* WHAT YOU HAVE TO DO:
Give the count of lines that include the string "строку". Add nothing to it.

* RECORDS FOR THIS EXERCISE:
_____
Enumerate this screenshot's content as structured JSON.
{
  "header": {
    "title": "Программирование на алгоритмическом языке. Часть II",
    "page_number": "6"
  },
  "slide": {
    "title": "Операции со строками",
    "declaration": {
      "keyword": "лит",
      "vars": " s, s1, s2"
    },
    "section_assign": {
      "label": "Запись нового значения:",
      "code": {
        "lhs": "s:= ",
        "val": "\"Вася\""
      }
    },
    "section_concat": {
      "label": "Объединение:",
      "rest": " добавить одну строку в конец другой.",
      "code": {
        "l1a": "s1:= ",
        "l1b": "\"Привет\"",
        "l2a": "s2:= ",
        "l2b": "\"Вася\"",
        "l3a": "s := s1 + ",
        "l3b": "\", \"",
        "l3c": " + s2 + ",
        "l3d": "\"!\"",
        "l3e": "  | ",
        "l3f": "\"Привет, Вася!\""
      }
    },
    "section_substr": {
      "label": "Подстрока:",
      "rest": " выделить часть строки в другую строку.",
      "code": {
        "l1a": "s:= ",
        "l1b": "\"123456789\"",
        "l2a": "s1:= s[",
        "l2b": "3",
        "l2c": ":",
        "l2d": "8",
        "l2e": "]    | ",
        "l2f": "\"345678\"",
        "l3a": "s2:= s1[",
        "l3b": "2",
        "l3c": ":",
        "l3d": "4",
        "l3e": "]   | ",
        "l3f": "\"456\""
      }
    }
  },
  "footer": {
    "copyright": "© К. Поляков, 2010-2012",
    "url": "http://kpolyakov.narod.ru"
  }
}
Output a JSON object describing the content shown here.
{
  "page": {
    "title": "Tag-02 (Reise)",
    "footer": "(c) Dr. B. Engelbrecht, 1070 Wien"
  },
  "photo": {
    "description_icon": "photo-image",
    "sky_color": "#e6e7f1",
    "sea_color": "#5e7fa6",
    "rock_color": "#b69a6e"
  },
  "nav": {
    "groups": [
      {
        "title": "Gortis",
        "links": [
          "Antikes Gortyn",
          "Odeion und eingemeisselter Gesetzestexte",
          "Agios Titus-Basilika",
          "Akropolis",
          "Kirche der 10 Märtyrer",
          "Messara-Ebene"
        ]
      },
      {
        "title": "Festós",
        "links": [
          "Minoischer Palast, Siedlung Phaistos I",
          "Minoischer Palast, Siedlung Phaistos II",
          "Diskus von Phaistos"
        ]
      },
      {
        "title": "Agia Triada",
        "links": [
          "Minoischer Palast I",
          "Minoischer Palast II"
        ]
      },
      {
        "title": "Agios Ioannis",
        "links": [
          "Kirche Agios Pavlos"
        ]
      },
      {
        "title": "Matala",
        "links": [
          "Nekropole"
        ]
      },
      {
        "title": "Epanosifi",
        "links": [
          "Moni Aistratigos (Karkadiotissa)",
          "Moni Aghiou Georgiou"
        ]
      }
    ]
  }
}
_____
* EXERCISE ANSWER:
2